### TASK OBJECTIVE:
Write out the data below line for line, with no changes.

## START PROVIDED INFORMATION

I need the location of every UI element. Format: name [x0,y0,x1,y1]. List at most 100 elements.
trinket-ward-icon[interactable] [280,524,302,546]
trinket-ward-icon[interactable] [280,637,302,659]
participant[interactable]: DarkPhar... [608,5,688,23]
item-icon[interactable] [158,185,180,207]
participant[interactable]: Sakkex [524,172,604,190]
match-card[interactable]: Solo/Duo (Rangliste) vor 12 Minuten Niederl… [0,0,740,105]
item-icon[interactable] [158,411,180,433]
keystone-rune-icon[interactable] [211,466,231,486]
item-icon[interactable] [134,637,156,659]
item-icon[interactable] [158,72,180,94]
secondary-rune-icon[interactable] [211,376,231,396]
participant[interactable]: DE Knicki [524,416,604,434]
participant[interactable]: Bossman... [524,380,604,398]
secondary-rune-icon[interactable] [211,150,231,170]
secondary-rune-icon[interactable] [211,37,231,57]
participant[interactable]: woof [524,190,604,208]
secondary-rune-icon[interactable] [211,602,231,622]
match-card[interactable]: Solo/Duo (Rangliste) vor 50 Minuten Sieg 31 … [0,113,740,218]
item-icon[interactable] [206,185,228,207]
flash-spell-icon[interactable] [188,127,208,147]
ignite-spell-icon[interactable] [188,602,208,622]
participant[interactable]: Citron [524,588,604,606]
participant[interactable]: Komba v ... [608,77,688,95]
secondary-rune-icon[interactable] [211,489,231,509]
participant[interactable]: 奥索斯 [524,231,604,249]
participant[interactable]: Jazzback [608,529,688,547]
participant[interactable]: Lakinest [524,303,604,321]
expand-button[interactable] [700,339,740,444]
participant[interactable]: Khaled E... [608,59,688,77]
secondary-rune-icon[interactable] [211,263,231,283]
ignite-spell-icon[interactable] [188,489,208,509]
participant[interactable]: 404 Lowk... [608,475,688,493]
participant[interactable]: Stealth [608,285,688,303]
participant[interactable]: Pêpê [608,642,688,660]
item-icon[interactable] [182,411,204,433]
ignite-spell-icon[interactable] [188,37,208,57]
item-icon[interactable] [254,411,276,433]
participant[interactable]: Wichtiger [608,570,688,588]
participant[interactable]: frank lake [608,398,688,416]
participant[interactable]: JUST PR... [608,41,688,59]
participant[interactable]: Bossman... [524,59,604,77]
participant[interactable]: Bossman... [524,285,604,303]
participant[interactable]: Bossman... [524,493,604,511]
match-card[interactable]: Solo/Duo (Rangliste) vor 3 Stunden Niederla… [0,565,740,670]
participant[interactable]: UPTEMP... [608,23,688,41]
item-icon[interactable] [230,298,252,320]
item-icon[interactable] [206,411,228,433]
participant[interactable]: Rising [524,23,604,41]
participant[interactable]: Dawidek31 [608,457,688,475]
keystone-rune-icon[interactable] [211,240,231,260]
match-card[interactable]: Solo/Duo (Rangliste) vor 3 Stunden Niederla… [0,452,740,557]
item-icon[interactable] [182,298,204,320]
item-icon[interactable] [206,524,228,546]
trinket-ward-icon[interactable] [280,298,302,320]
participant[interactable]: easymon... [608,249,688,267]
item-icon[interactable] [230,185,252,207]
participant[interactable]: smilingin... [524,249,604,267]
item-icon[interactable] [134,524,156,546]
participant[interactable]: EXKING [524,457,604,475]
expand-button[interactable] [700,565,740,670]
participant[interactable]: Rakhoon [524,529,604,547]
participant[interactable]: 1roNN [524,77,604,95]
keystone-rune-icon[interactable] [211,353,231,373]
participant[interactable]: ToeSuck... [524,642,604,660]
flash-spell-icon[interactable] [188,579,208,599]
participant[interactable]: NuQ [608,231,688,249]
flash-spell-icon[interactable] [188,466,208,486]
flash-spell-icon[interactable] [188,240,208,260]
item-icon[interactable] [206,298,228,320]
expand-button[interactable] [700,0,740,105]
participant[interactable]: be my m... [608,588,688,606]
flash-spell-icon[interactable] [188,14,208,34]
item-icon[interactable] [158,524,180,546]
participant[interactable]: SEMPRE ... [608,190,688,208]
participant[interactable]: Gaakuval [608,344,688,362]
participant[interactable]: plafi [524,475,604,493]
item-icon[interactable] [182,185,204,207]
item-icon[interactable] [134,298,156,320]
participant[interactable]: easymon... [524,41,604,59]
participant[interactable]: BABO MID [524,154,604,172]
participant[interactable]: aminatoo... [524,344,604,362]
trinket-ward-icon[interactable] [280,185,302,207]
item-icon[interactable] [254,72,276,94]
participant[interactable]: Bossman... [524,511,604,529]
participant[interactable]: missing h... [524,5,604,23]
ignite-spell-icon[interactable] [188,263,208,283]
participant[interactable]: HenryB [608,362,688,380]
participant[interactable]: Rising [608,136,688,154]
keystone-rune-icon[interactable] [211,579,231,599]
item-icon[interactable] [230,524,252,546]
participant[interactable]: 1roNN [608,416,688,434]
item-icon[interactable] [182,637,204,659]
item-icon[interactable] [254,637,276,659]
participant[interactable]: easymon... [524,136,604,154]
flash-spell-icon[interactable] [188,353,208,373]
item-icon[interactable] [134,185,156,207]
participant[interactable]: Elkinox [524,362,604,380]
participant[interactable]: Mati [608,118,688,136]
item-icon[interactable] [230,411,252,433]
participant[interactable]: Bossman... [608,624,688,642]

## END PROVIDED INFORMATION

### ANSWER IN FULL:
I need the location of every UI element. Format: name [x0,y0,x1,y1]. List at most 100 elements.
trinket-ward-icon[interactable] [280,524,302,546]
trinket-ward-icon[interactable] [280,637,302,659]
participant[interactable]: DarkPhar... [608,5,688,23]
item-icon[interactable] [158,185,180,207]
participant[interactable]: Sakkex [524,172,604,190]
match-card[interactable]: Solo/Duo (Rangliste) vor 12 Minuten Niederl… [0,0,740,105]
item-icon[interactable] [158,411,180,433]
keystone-rune-icon[interactable] [211,466,231,486]
item-icon[interactable] [134,637,156,659]
item-icon[interactable] [158,72,180,94]
secondary-rune-icon[interactable] [211,376,231,396]
participant[interactable]: DE Knicki [524,416,604,434]
participant[interactable]: Bossman... [524,380,604,398]
secondary-rune-icon[interactable] [211,150,231,170]
secondary-rune-icon[interactable] [211,37,231,57]
participant[interactable]: woof [524,190,604,208]
secondary-rune-icon[interactable] [211,602,231,622]
match-card[interactable]: Solo/Duo (Rangliste) vor 50 Minuten Sieg 31 … [0,113,740,218]
item-icon[interactable] [206,185,228,207]
flash-spell-icon[interactable] [188,127,208,147]
ignite-spell-icon[interactable] [188,602,208,622]
participant[interactable]: Citron [524,588,604,606]
participant[interactable]: Komba v ... [608,77,688,95]
secondary-rune-icon[interactable] [211,489,231,509]
participant[interactable]: 奥索斯 [524,231,604,249]
participant[interactable]: Jazzback [608,529,688,547]
participant[interactable]: Lakinest [524,303,604,321]
expand-button[interactable] [700,339,740,444]
participant[interactable]: Khaled E... [608,59,688,77]
secondary-rune-icon[interactable] [211,263,231,283]
ignite-spell-icon[interactable] [188,489,208,509]
participant[interactable]: 404 Lowk... [608,475,688,493]
participant[interactable]: Stealth [608,285,688,303]
participant[interactable]: Pêpê [608,642,688,660]
item-icon[interactable] [182,411,204,433]
ignite-spell-icon[interactable] [188,37,208,57]
item-icon[interactable] [254,411,276,433]
participant[interactable]: Wichtiger [608,570,688,588]
participant[interactable]: frank lake [608,398,688,416]
participant[interactable]: JUST PR... [608,41,688,59]
participant[interactable]: Bossman... [524,59,604,77]
participant[interactable]: Bossman... [524,285,604,303]
participant[interactable]: Bossman... [524,493,604,511]
match-card[interactable]: Solo/Duo (Rangliste) vor 3 Stunden Niederla… [0,565,740,670]
participant[interactable]: UPTEMP... [608,23,688,41]
item-icon[interactable] [230,298,252,320]
item-icon[interactable] [206,411,228,433]
participant[interactable]: Rising [524,23,604,41]
participant[interactable]: Dawidek31 [608,457,688,475]
keystone-rune-icon[interactable] [211,240,231,260]
match-card[interactable]: Solo/Duo (Rangliste) vor 3 Stunden Niederla… [0,452,740,557]
item-icon[interactable] [182,298,204,320]
item-icon[interactable] [206,524,228,546]
trinket-ward-icon[interactable] [280,298,302,320]
participant[interactable]: easymon... [608,249,688,267]
item-icon[interactable] [230,185,252,207]
participant[interactable]: smilingin... [524,249,604,267]
item-icon[interactable] [134,524,156,546]
participant[interactable]: EXKING [524,457,604,475]
expand-button[interactable] [700,565,740,670]
participant[interactable]: Rakhoon [524,529,604,547]
participant[interactable]: 1roNN [524,77,604,95]
keystone-rune-icon[interactable] [211,353,231,373]
participant[interactable]: ToeSuck... [524,642,604,660]
flash-spell-icon[interactable] [188,579,208,599]
participant[interactable]: NuQ [608,231,688,249]
flash-spell-icon[interactable] [188,466,208,486]
flash-spell-icon[interactable] [188,240,208,260]
item-icon[interactable] [206,298,228,320]
expand-button[interactable] [700,0,740,105]
participant[interactable]: be my m... [608,588,688,606]
flash-spell-icon[interactable] [188,14,208,34]
item-icon[interactable] [158,524,180,546]
participant[interactable]: SEMPRE ... [608,190,688,208]
participant[interactable]: Gaakuval [608,344,688,362]
participant[interactable]: plafi [524,475,604,493]
item-icon[interactable] [182,185,204,207]
item-icon[interactable] [134,298,156,320]
participant[interactable]: easymon... [524,41,604,59]
participant[interactable]: BABO MID [524,154,604,172]
participant[interactable]: aminatoo... [524,344,604,362]
trinket-ward-icon[interactable] [280,185,302,207]
item-icon[interactable] [254,72,276,94]
participant[interactable]: Bossman... [524,511,604,529]
participant[interactable]: missing h... [524,5,604,23]
ignite-spell-icon[interactable] [188,263,208,283]
participant[interactable]: HenryB [608,362,688,380]
participant[interactable]: Rising [608,136,688,154]
keystone-rune-icon[interactable] [211,579,231,599]
item-icon[interactable] [230,524,252,546]
participant[interactable]: 1roNN [608,416,688,434]
item-icon[interactable] [182,637,204,659]
item-icon[interactable] [254,637,276,659]
participant[interactable]: easymon... [524,136,604,154]
flash-spell-icon[interactable] [188,353,208,373]
item-icon[interactable] [134,185,156,207]
participant[interactable]: Elkinox [524,362,604,380]
participant[interactable]: Mati [608,118,688,136]
item-icon[interactable] [230,411,252,433]
participant[interactable]: Bossman... [608,624,688,642]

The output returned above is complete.